(Bounding box entries)
________________________________________

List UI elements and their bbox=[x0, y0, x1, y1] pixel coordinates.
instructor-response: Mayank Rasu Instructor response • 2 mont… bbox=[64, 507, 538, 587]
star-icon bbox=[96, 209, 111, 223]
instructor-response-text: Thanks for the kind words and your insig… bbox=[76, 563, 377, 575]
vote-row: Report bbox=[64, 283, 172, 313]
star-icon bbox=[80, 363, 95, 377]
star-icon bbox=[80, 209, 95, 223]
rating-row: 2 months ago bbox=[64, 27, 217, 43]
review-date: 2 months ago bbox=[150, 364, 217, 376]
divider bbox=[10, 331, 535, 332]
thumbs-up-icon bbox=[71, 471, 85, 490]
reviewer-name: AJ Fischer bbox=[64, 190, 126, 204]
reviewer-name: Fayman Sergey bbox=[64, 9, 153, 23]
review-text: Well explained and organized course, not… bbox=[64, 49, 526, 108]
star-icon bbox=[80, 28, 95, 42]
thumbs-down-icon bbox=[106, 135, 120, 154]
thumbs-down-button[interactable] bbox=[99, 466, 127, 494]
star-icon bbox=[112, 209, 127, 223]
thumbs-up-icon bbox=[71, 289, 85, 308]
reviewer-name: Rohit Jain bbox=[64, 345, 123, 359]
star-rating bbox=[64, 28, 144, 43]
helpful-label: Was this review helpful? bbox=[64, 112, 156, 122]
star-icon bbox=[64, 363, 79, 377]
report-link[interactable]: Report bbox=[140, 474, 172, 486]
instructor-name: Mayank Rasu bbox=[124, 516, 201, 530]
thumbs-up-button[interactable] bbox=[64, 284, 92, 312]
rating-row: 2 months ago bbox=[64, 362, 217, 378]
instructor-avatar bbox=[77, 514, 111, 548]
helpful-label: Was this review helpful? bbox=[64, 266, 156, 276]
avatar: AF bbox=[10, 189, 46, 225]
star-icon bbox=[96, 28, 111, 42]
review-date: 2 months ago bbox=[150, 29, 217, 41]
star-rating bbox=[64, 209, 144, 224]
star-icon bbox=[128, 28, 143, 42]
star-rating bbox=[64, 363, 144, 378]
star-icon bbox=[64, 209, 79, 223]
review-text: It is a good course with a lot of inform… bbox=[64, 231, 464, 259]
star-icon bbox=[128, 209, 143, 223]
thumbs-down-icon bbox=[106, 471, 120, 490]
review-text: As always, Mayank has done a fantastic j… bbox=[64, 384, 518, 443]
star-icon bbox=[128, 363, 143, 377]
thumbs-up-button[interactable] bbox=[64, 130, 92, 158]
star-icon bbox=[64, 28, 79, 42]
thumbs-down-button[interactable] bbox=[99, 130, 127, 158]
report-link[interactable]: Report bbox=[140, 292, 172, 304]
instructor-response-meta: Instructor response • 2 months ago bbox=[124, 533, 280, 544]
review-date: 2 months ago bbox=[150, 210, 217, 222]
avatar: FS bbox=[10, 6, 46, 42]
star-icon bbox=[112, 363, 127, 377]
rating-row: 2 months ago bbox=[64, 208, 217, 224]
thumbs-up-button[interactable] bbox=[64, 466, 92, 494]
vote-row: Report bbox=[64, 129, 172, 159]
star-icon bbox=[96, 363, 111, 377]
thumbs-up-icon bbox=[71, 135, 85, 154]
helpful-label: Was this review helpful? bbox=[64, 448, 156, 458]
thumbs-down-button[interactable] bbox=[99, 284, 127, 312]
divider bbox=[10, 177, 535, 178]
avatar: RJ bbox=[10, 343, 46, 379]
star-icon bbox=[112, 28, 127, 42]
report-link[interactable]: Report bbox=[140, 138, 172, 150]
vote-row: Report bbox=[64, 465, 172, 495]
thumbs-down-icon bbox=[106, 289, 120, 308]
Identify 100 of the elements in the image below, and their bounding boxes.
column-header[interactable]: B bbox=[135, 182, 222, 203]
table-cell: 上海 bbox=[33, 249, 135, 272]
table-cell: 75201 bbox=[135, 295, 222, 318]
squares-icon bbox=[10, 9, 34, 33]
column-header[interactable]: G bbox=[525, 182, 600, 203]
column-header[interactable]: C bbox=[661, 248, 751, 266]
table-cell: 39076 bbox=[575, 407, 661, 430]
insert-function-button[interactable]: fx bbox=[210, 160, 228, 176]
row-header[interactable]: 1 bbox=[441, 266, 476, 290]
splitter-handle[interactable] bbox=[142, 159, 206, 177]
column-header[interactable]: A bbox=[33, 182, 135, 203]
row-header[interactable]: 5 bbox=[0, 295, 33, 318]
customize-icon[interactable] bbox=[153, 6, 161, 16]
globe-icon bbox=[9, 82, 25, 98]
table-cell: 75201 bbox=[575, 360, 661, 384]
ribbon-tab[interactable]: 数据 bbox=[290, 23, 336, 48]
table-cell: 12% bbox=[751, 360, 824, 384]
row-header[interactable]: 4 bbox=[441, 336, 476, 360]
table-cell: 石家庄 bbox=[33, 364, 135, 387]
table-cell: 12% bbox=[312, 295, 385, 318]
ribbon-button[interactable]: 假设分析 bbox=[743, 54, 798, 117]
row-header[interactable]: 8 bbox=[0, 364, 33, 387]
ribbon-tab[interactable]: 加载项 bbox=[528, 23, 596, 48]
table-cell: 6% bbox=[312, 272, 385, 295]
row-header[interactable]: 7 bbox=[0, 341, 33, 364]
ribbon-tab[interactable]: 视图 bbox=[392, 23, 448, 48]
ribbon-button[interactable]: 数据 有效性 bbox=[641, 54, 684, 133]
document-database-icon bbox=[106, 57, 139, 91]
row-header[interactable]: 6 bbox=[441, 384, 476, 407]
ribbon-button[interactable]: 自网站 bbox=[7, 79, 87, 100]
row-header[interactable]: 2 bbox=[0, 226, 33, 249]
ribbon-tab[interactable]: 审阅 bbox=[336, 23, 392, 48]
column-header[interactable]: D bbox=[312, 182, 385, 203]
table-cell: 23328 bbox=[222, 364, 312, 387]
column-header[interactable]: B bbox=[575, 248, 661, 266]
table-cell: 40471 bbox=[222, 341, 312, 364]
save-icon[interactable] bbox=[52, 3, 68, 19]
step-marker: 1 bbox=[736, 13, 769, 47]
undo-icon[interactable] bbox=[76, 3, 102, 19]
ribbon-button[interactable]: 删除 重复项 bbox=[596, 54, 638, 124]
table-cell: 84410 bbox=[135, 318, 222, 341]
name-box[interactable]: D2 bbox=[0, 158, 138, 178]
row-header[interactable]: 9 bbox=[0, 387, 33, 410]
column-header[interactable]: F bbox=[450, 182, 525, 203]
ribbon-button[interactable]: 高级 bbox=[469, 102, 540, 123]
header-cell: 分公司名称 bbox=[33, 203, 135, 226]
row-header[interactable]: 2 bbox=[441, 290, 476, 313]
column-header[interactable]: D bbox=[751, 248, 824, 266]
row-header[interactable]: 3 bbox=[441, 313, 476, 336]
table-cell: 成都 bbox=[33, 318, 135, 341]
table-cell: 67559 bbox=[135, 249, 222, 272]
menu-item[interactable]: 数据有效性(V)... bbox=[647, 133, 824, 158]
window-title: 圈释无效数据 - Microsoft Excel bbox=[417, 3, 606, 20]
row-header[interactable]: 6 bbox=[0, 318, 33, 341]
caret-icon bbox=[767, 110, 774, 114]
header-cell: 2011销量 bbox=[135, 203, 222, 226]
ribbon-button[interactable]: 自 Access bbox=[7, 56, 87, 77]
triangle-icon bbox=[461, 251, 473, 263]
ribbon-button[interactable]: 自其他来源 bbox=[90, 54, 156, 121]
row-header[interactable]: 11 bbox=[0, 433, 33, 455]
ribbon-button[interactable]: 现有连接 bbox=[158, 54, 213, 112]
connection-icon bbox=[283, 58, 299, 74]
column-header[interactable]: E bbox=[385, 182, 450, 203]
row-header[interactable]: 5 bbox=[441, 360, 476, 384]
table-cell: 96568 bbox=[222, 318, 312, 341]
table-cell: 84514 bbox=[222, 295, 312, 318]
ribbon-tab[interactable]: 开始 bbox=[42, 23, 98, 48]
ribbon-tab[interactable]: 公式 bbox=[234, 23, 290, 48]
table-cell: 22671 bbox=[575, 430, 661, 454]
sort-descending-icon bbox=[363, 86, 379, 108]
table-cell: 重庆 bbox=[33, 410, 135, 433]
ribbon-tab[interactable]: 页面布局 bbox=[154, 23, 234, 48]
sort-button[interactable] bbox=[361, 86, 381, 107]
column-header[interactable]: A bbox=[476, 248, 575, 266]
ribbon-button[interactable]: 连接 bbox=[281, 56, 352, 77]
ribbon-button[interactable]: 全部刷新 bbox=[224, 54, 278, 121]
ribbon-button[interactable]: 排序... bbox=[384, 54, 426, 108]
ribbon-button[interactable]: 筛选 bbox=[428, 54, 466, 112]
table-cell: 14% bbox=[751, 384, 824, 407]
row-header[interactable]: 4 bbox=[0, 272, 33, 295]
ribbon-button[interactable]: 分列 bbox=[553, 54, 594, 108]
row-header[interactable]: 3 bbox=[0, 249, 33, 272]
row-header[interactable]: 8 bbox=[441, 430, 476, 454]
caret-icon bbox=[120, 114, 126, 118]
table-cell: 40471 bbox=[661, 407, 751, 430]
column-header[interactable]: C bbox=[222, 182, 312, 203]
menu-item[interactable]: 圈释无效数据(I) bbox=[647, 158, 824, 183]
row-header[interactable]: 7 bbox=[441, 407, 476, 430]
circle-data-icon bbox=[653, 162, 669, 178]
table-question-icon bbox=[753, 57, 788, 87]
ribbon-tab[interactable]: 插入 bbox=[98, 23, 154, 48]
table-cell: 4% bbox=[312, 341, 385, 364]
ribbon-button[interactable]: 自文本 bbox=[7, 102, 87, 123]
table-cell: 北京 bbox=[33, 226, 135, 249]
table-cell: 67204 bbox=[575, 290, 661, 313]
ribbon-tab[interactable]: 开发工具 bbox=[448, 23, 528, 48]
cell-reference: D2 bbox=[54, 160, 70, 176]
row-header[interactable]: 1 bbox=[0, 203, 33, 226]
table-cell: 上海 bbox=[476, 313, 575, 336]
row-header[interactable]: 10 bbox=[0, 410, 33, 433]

________________________________________

● Exercise aim: Rewrite the items from the first line up to and including the line containing "instructor-response-meta: Instructor response", with "thumbs-up-button" replaced by "upvote-button" and everything else left unchanged.

● Worked answer:
List UI elements and their bbox=[x0, y0, x1, y1] pixel coordinates.
instructor-response: Mayank Rasu Instructor response • 2 mont… bbox=[64, 507, 538, 587]
star-icon bbox=[96, 209, 111, 223]
instructor-response-text: Thanks for the kind words and your insig… bbox=[76, 563, 377, 575]
vote-row: Report bbox=[64, 283, 172, 313]
star-icon bbox=[80, 363, 95, 377]
star-icon bbox=[80, 209, 95, 223]
rating-row: 2 months ago bbox=[64, 27, 217, 43]
review-date: 2 months ago bbox=[150, 364, 217, 376]
divider bbox=[10, 331, 535, 332]
thumbs-up-icon bbox=[71, 471, 85, 490]
reviewer-name: AJ Fischer bbox=[64, 190, 126, 204]
reviewer-name: Fayman Sergey bbox=[64, 9, 153, 23]
review-text: Well explained and organized course, not… bbox=[64, 49, 526, 108]
star-icon bbox=[80, 28, 95, 42]
thumbs-down-icon bbox=[106, 135, 120, 154]
thumbs-down-button[interactable] bbox=[99, 466, 127, 494]
star-icon bbox=[112, 209, 127, 223]
thumbs-up-icon bbox=[71, 289, 85, 308]
reviewer-name: Rohit Jain bbox=[64, 345, 123, 359]
star-rating bbox=[64, 28, 144, 43]
helpful-label: Was this review helpful? bbox=[64, 112, 156, 122]
star-icon bbox=[64, 363, 79, 377]
report-link[interactable]: Report bbox=[140, 474, 172, 486]
instructor-name: Mayank Rasu bbox=[124, 516, 201, 530]
upvote-button[interactable] bbox=[64, 284, 92, 312]
rating-row: 2 months ago bbox=[64, 362, 217, 378]
instructor-avatar bbox=[77, 514, 111, 548]
helpful-label: Was this review helpful? bbox=[64, 266, 156, 276]
avatar: AF bbox=[10, 189, 46, 225]
star-icon bbox=[96, 28, 111, 42]
review-date: 2 months ago bbox=[150, 29, 217, 41]
star-rating bbox=[64, 209, 144, 224]
star-icon bbox=[128, 28, 143, 42]
star-rating bbox=[64, 363, 144, 378]
star-icon bbox=[64, 209, 79, 223]
review-text: It is a good course with a lot of inform… bbox=[64, 231, 464, 259]
star-icon bbox=[128, 209, 143, 223]
thumbs-down-icon bbox=[106, 471, 120, 490]
review-text: As always, Mayank has done a fantastic j… bbox=[64, 384, 518, 443]
star-icon bbox=[128, 363, 143, 377]
upvote-button[interactable] bbox=[64, 130, 92, 158]
star-icon bbox=[64, 28, 79, 42]
thumbs-down-button[interactable] bbox=[99, 130, 127, 158]
report-link[interactable]: Report bbox=[140, 292, 172, 304]
instructor-response-meta: Instructor response • 2 months ago bbox=[124, 533, 280, 544]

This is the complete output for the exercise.